_WHAT THIS TASK INVOLVES_.
Reproduce, word for word, the passage of the liquid processing chamber text that runs from "FIG. 2 is a" up to and including "loaded and unloaded.".

_PROVIDED TEXT_.
= = = = =

A substrate W that is loaded into the liquid processing chamber 400 may require etching of a tin film formed on the frontside or the backside. That is, in the liquid processing chamber 400, one or more thin films formed on substrates W can be etched. Further, the substrates W that are processed in the liquid processing chamber 400 may be post-processed substrates W. In an embodiment, substrates W that are processed in the liquid processing chamber 400 may be substrates on which some or all of a TSV process has been completed on the frontside.

FIG. 2 is a view schematically showing an embodiment of the liquid processing chamber of FIG. 1. Referring to FIG. 2, the liquid processing chamber 400 includes a supporting unit 420, a bowl 430, a chemical solution supply unit 440, and a laser emission assembly 500. Though not shown, the liquid processing chamber 400 may further include a housing surrounding the supporting unit 420, the bowl 430, the chemical solution supply unit 440, and the laser emission assembly 500 and having an in/out port (not shown) through which substrates W can be loaded and unloaded.

The supporting unit 420 can support a substrate W in a processing space 431 defined by the bowl 430 to be described below. The supporting unit 420 can support a substrate W. The supporting unit 420 can rotate a substrate W.

The supporting unit 420 may include a chuck 422, a supporting shaft 424, an actuating member 425, and a supporting pin 426 and a chuck pin 428. The supporting pin 426 and the chuck pin 428 may be installed on the chuck 422. The chuck 422 may have a plate shape having a predetermined thickness. The supporting shaft 424 may be coupled to the lower portion of the chuck 422. The supporting shaft 424 may be a hollow shaft. Further, the supporting shaft 424 can be rotated by the actuating member 425. The actuating member 425 may be a hollow motor. When the actuating member 425 rotates the supporting shaft 424, the chuck 422 coupled to the supporting shaft 424 can be rotated. The substrate W placed on the supporting pin 426 installed on the chuck 233 can also be rotated by rotation of the chuck 422.

The supporting pin 426 can support a substrate W. The supporting pin 426 may have a substantially circular shape when seen from above. Further, when seen from above, the supporting pin 426 may have a shape recessed downward at the portion corresponding to a corner region of a substrate W. That is, the supporting pin 426 may include a first surface supporting the lower portion of a corner region of a substrate W and a second surface facing the side of the corner region of the substrate W to be able to restrict lateral movement of the substrate W when the substrate W is rotated. At least one or more supporting pins 426 may be provided. A plurality of supporting pins 426 may be provided. The supporting pins 426 may be provided in the number corresponding to the number of the corner regions of a substrate W having a rectangular shape. The supporting pins 426 can space the bottom surface of a substrate W and the top surface of the chuck 422 by supporting the substrate W.

= = = = =

_SUPPLIED DATA_.

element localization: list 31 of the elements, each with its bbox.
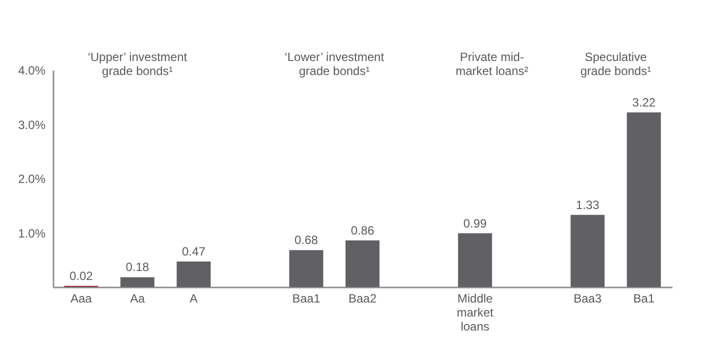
- bar: [289, 250, 324, 287]
- annotation: Speculative grade bonds¹: [580, 50, 652, 78]
- bar: [458, 233, 492, 287]
- bar: [626, 112, 661, 287]
- data-label: 0.47: [182, 244, 206, 259]
- data-label: 3.22: [632, 95, 656, 110]
- annotation: ‘Lower’ investment grade bonds¹: [284, 50, 385, 78]
- annotation: ‘Upper’ investment grade bonds¹: [88, 50, 188, 78]
- x-tick-label: Baa2: [348, 292, 377, 306]
- x-tick-label: Aa: [130, 292, 146, 306]
- bar: [176, 262, 211, 287]
- x-tick-label: Ba1: [633, 292, 655, 306]
- data-label: 0.68: [294, 233, 318, 248]
- x-tick-label: Baa1: [292, 292, 321, 306]
- y-tick-label: 3.0%: [18, 118, 46, 132]
- data-label: 0.02: [69, 268, 94, 283]
- data-label: 0.86: [350, 223, 374, 238]
- x-tick-label: Middle market loans: [456, 292, 494, 334]
- y-tick-label: 4.0%: [18, 64, 46, 78]
- bar: [120, 277, 154, 287]
- x-tick-label: A: [190, 292, 198, 306]
- x-tick-label: Baa3: [574, 292, 602, 306]
- bar: [570, 214, 605, 287]
- y-tick-label: 1.0%: [18, 226, 46, 240]
- data-label: 0.99: [463, 216, 488, 230]
- y-tick-label: 2.0%: [18, 172, 46, 186]
- data-label: 1.33: [576, 198, 600, 212]
- annotation: Private mid-market loans²: [456, 50, 528, 78]
- x-tick-label: Aaa: [70, 292, 92, 306]
- bar: [346, 240, 380, 287]
- data-label: 0.18: [126, 260, 150, 274]
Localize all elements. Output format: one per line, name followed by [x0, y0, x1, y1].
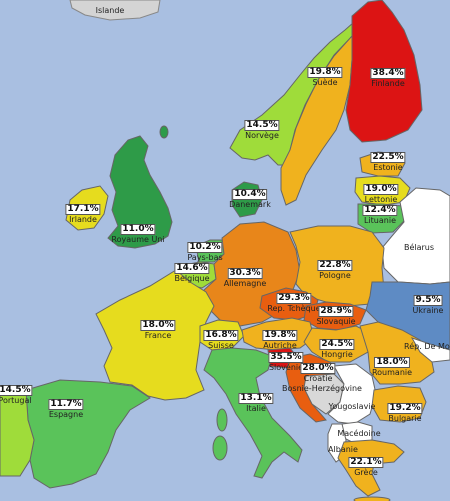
country-islande[interactable]: [69, 0, 161, 21]
island-shetland: [159, 125, 169, 139]
country-royaume-uni[interactable]: [107, 135, 173, 249]
island-corse: [216, 408, 228, 432]
country-france[interactable]: [95, 269, 215, 401]
country-bosnie[interactable]: [303, 373, 345, 415]
country-suede[interactable]: [280, 34, 353, 206]
country-italie[interactable]: [203, 347, 303, 479]
island-crete: [353, 496, 391, 501]
country-estonie[interactable]: [359, 151, 406, 177]
country-bulgarie[interactable]: [371, 385, 427, 423]
country-rep-moldavie[interactable]: [410, 337, 450, 363]
country-roumanie[interactable]: [359, 321, 435, 385]
country-grece[interactable]: [337, 439, 405, 497]
island-sardaigne: [212, 435, 228, 461]
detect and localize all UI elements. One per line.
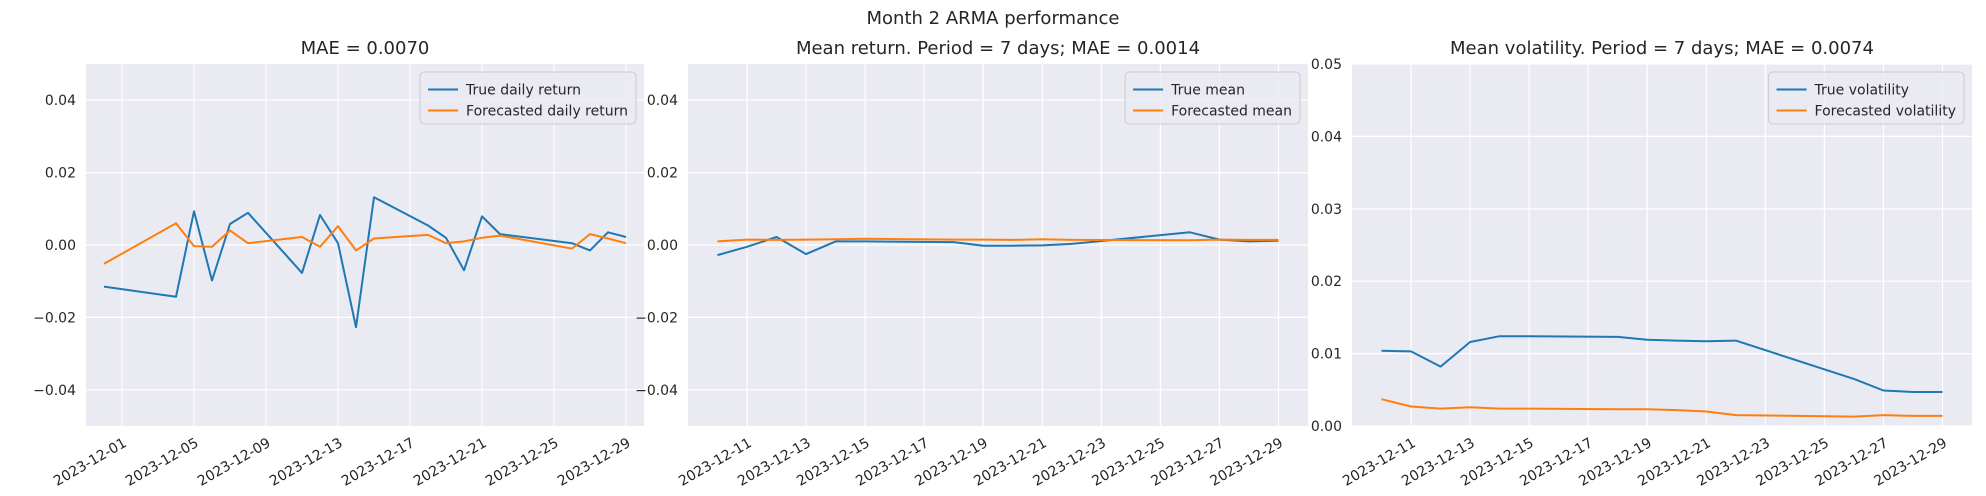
- subplot-title: MAE = 0.0070: [301, 38, 430, 59]
- series-line-forecast: [1381, 398, 1943, 418]
- legend: True daily return Forecasted daily return: [419, 71, 637, 125]
- legend-frame: [1124, 71, 1301, 125]
- y-tick-label: 0.00: [647, 238, 678, 254]
- y-tick-label: 0.04: [45, 93, 76, 109]
- y-tick-label: 0.05: [1311, 57, 1342, 73]
- y-tick-label: 0.00: [1311, 419, 1342, 435]
- subplot-title: Mean return. Period = 7 days; MAE = 0.00…: [796, 38, 1200, 59]
- subplots: −0.04−0.020.000.020.042023-12-012023-12-…: [33, 38, 1972, 490]
- legend: True mean Forecasted mean: [1124, 71, 1301, 125]
- subplot-2: −0.04−0.020.000.020.042023-12-112023-12-…: [635, 38, 1308, 490]
- subplot-1: −0.04−0.020.000.020.042023-12-012023-12-…: [33, 38, 644, 490]
- y-tick-label: −0.04: [33, 383, 76, 399]
- legend: True volatility Forecasted volatility: [1768, 71, 1965, 125]
- series-line-forecast: [717, 237, 1279, 243]
- y-tick-label: 0.04: [647, 93, 678, 109]
- y-tick-label: 0.02: [45, 166, 76, 182]
- legend-label: True volatility: [1814, 83, 1909, 99]
- y-tick-label: 0.00: [45, 238, 76, 254]
- y-tick-label: 0.02: [647, 166, 678, 182]
- y-tick-label: 0.02: [1311, 274, 1342, 290]
- legend-label: Forecasted volatility: [1815, 104, 1956, 120]
- legend-label: True daily return: [465, 83, 581, 99]
- series-line-true: [103, 196, 627, 329]
- legend-frame: [419, 71, 637, 125]
- y-tick-label: 0.01: [1311, 347, 1342, 363]
- legend-label: True mean: [1170, 83, 1245, 99]
- y-tick-label: −0.02: [635, 310, 678, 326]
- legend-label: Forecasted daily return: [466, 104, 628, 120]
- y-tick-label: 0.04: [1311, 129, 1342, 145]
- legend-label: Forecasted mean: [1171, 104, 1292, 120]
- series-line-true: [1381, 335, 1943, 393]
- y-tick-label: −0.02: [33, 310, 76, 326]
- series-line-true: [717, 231, 1279, 257]
- legend-frame: [1768, 71, 1965, 125]
- subplot-3: 0.000.010.020.030.040.052023-12-112023-1…: [1311, 38, 1972, 490]
- figure-suptitle: Month 2 ARMA performance: [867, 8, 1120, 29]
- series-line-forecast: [103, 222, 627, 265]
- y-tick-label: 0.03: [1311, 202, 1342, 218]
- y-tick-label: −0.04: [635, 383, 678, 399]
- subplot-title: Mean volatility. Period = 7 days; MAE = …: [1450, 38, 1874, 59]
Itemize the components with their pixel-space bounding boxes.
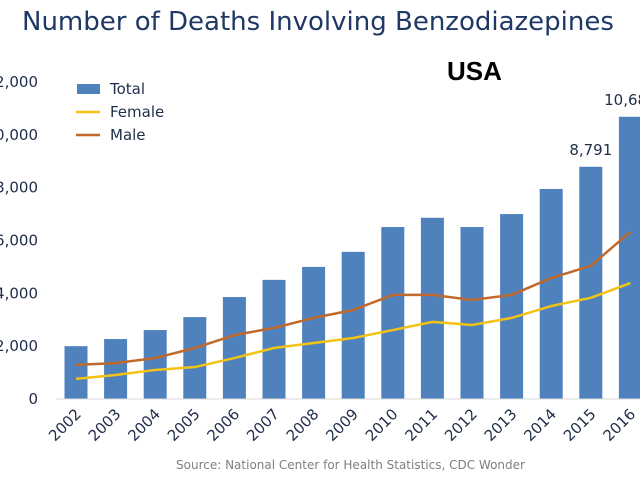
x-tick-label: 2003 [85, 405, 125, 445]
x-tick-label: 2004 [124, 405, 164, 445]
chart-title: Number of Deaths Involving Benzodiazepin… [22, 7, 614, 37]
x-tick-label: 2002 [45, 405, 85, 445]
bar-total-2010 [381, 227, 405, 399]
legend-label-total: Total [109, 80, 145, 98]
bar-total-2005 [183, 317, 207, 399]
y-tick-label: 4,000 [0, 284, 38, 302]
bar-total-2009 [341, 251, 365, 399]
x-tick-label: 2013 [481, 405, 521, 445]
y-tick-label: 12,000 [0, 73, 38, 91]
bar-total-2004 [143, 330, 167, 399]
x-tick-label: 2011 [401, 405, 441, 445]
y-tick-label: 6,000 [0, 232, 38, 250]
legend-label-male: Male [110, 126, 146, 144]
y-tick-label: 10,000 [0, 126, 38, 144]
x-tick-label: 2006 [203, 405, 243, 445]
x-tick-label: 2009 [322, 405, 362, 445]
x-tick-label: 2008 [283, 405, 323, 445]
x-tick-label: 2010 [362, 405, 402, 445]
source-note: Source: National Center for Health Stati… [176, 458, 525, 472]
bar-total-2013 [500, 214, 524, 399]
bar-total-2012 [460, 227, 484, 399]
data-label-2015: 8,791 [569, 141, 612, 159]
line-female [75, 281, 631, 381]
bar-total-2007 [262, 279, 286, 399]
bar-total-2015 [579, 166, 603, 399]
y-tick-label: 0 [28, 390, 38, 408]
x-tick-label: 2016 [599, 405, 639, 445]
x-tick-label: 2015 [560, 405, 600, 445]
bar-total-2014 [539, 188, 563, 399]
usa-annotation: USA [447, 56, 502, 86]
x-tick-label: 2014 [520, 405, 560, 445]
bar-total-2002 [64, 346, 88, 399]
bar-total-2008 [302, 266, 326, 399]
bar-total-2016 [618, 116, 640, 399]
y-tick-label: 2,000 [0, 337, 38, 355]
bar-total-2006 [222, 297, 246, 399]
bar-total-2011 [420, 217, 444, 399]
x-tick-label: 2005 [164, 405, 204, 445]
x-tick-label: 2012 [441, 405, 481, 445]
x-tick-label: 2007 [243, 405, 283, 445]
legend-swatch-total [77, 84, 100, 94]
data-label-2016: 10,684 [604, 91, 640, 109]
bar-total-2003 [104, 339, 128, 399]
line-male [75, 230, 632, 367]
legend-label-female: Female [110, 103, 164, 121]
y-tick-label: 8,000 [0, 179, 38, 197]
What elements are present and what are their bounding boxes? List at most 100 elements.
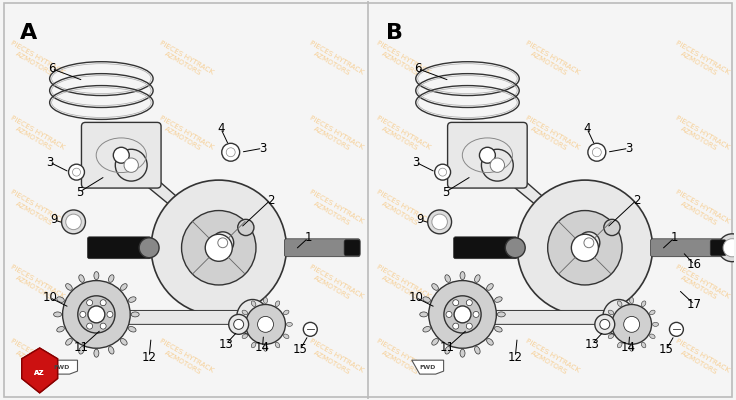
Polygon shape xyxy=(22,348,57,393)
Text: 3: 3 xyxy=(625,142,632,155)
Circle shape xyxy=(87,300,93,306)
Text: PIECES HYTRACK
AZMOTORS: PIECES HYTRACK AZMOTORS xyxy=(670,40,730,82)
Ellipse shape xyxy=(460,349,465,357)
Ellipse shape xyxy=(653,322,659,326)
Ellipse shape xyxy=(486,284,493,290)
Ellipse shape xyxy=(641,301,646,306)
Text: PIECES HYTRACK
AZMOTORS: PIECES HYTRACK AZMOTORS xyxy=(521,189,581,231)
Polygon shape xyxy=(22,348,57,393)
Ellipse shape xyxy=(251,342,256,348)
Circle shape xyxy=(548,210,622,285)
Circle shape xyxy=(571,234,598,261)
Text: PIECES HYTRACK
AZMOTORS: PIECES HYTRACK AZMOTORS xyxy=(155,189,215,231)
Ellipse shape xyxy=(423,297,431,302)
Circle shape xyxy=(481,149,513,181)
Text: 13: 13 xyxy=(219,338,233,351)
Ellipse shape xyxy=(237,300,269,335)
FancyBboxPatch shape xyxy=(65,310,272,324)
Ellipse shape xyxy=(65,292,105,342)
Text: PIECES HYTRACK
AZMOTORS: PIECES HYTRACK AZMOTORS xyxy=(372,114,432,156)
Ellipse shape xyxy=(432,338,439,345)
Circle shape xyxy=(116,149,147,181)
Text: PIECES HYTRACK
AZMOTORS: PIECES HYTRACK AZMOTORS xyxy=(521,338,581,380)
Text: FWD: FWD xyxy=(54,365,70,370)
Circle shape xyxy=(444,296,481,333)
Text: 5: 5 xyxy=(442,186,449,198)
Text: AZ: AZ xyxy=(35,370,45,376)
Circle shape xyxy=(467,323,473,329)
Text: 12: 12 xyxy=(141,351,157,364)
Text: 17: 17 xyxy=(687,298,702,311)
Text: PIECES HYTRACK
AZMOTORS: PIECES HYTRACK AZMOTORS xyxy=(304,338,364,380)
Text: PIECES HYTRACK
AZMOTORS: PIECES HYTRACK AZMOTORS xyxy=(521,114,581,156)
Ellipse shape xyxy=(108,346,114,354)
Ellipse shape xyxy=(618,301,622,306)
Circle shape xyxy=(473,312,479,317)
FancyBboxPatch shape xyxy=(651,239,726,257)
Circle shape xyxy=(479,147,495,163)
Polygon shape xyxy=(46,360,77,374)
Text: PIECES HYTRACK
AZMOTORS: PIECES HYTRACK AZMOTORS xyxy=(372,264,432,306)
FancyBboxPatch shape xyxy=(431,310,639,324)
Circle shape xyxy=(80,312,86,317)
Circle shape xyxy=(467,300,473,306)
Ellipse shape xyxy=(57,297,64,302)
Circle shape xyxy=(612,304,651,344)
Ellipse shape xyxy=(57,326,64,332)
FancyBboxPatch shape xyxy=(447,122,527,188)
FancyBboxPatch shape xyxy=(344,240,360,256)
Circle shape xyxy=(78,296,115,333)
Ellipse shape xyxy=(286,322,292,326)
Circle shape xyxy=(435,164,450,180)
Text: 9: 9 xyxy=(50,213,57,226)
Text: PIECES HYTRACK
AZMOTORS: PIECES HYTRACK AZMOTORS xyxy=(670,114,730,156)
Circle shape xyxy=(578,232,600,254)
Circle shape xyxy=(87,323,93,329)
Ellipse shape xyxy=(129,297,136,302)
Text: 5: 5 xyxy=(76,186,83,198)
Ellipse shape xyxy=(420,312,428,317)
Ellipse shape xyxy=(263,298,267,304)
Ellipse shape xyxy=(605,322,611,326)
Ellipse shape xyxy=(275,342,280,348)
Ellipse shape xyxy=(79,346,85,354)
Ellipse shape xyxy=(129,326,136,332)
Ellipse shape xyxy=(495,326,502,332)
Text: PIECES HYTRACK
AZMOTORS: PIECES HYTRACK AZMOTORS xyxy=(155,40,215,82)
Ellipse shape xyxy=(242,334,247,338)
Text: 9: 9 xyxy=(416,213,423,226)
Text: PIECES HYTRACK
AZMOTORS: PIECES HYTRACK AZMOTORS xyxy=(6,338,66,380)
Text: 14: 14 xyxy=(255,341,270,354)
Text: PIECES HYTRACK
AZMOTORS: PIECES HYTRACK AZMOTORS xyxy=(6,189,66,231)
Text: 1: 1 xyxy=(305,231,312,244)
Circle shape xyxy=(68,164,85,180)
Circle shape xyxy=(62,210,85,234)
Ellipse shape xyxy=(423,326,431,332)
Circle shape xyxy=(453,300,459,306)
Text: PIECES HYTRACK
AZMOTORS: PIECES HYTRACK AZMOTORS xyxy=(521,264,581,306)
Ellipse shape xyxy=(486,338,493,345)
Text: 4: 4 xyxy=(217,122,224,135)
Ellipse shape xyxy=(445,346,450,354)
Text: PIECES HYTRACK
AZMOTORS: PIECES HYTRACK AZMOTORS xyxy=(155,264,215,306)
Circle shape xyxy=(670,322,684,336)
Ellipse shape xyxy=(121,284,127,290)
Ellipse shape xyxy=(108,275,114,282)
Ellipse shape xyxy=(630,345,634,351)
Ellipse shape xyxy=(608,334,614,338)
Text: A: A xyxy=(20,23,37,43)
Text: 2: 2 xyxy=(266,194,275,206)
Text: 3: 3 xyxy=(46,156,53,169)
Polygon shape xyxy=(493,160,592,246)
Ellipse shape xyxy=(495,297,502,302)
Text: AZ: AZ xyxy=(35,370,45,376)
Circle shape xyxy=(303,322,317,336)
Ellipse shape xyxy=(131,312,139,317)
Circle shape xyxy=(151,180,286,316)
Text: 13: 13 xyxy=(584,338,599,351)
Ellipse shape xyxy=(603,300,634,335)
Circle shape xyxy=(238,219,254,236)
FancyBboxPatch shape xyxy=(88,237,151,259)
Text: PIECES HYTRACK
AZMOTORS: PIECES HYTRACK AZMOTORS xyxy=(670,189,730,231)
FancyBboxPatch shape xyxy=(4,3,732,397)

= = = = =

_RESULT FOR THIS TASK_.
FIG. 2 is a view schematically showing an embodiment of the liquid processing chamber of FIG. 1. Referring to FIG. 2, the liquid processing chamber 400 includes a supporting unit 420, a bowl 430, a chemical solution supply unit 440, and a laser emission assembly 500. Though not shown, the liquid processing chamber 400 may further include a housing surrounding the supporting unit 420, the bowl 430, the chemical solution supply unit 440, and the laser emission assembly 500 and having an in/out port (not shown) through which substrates W can be loaded and unloaded.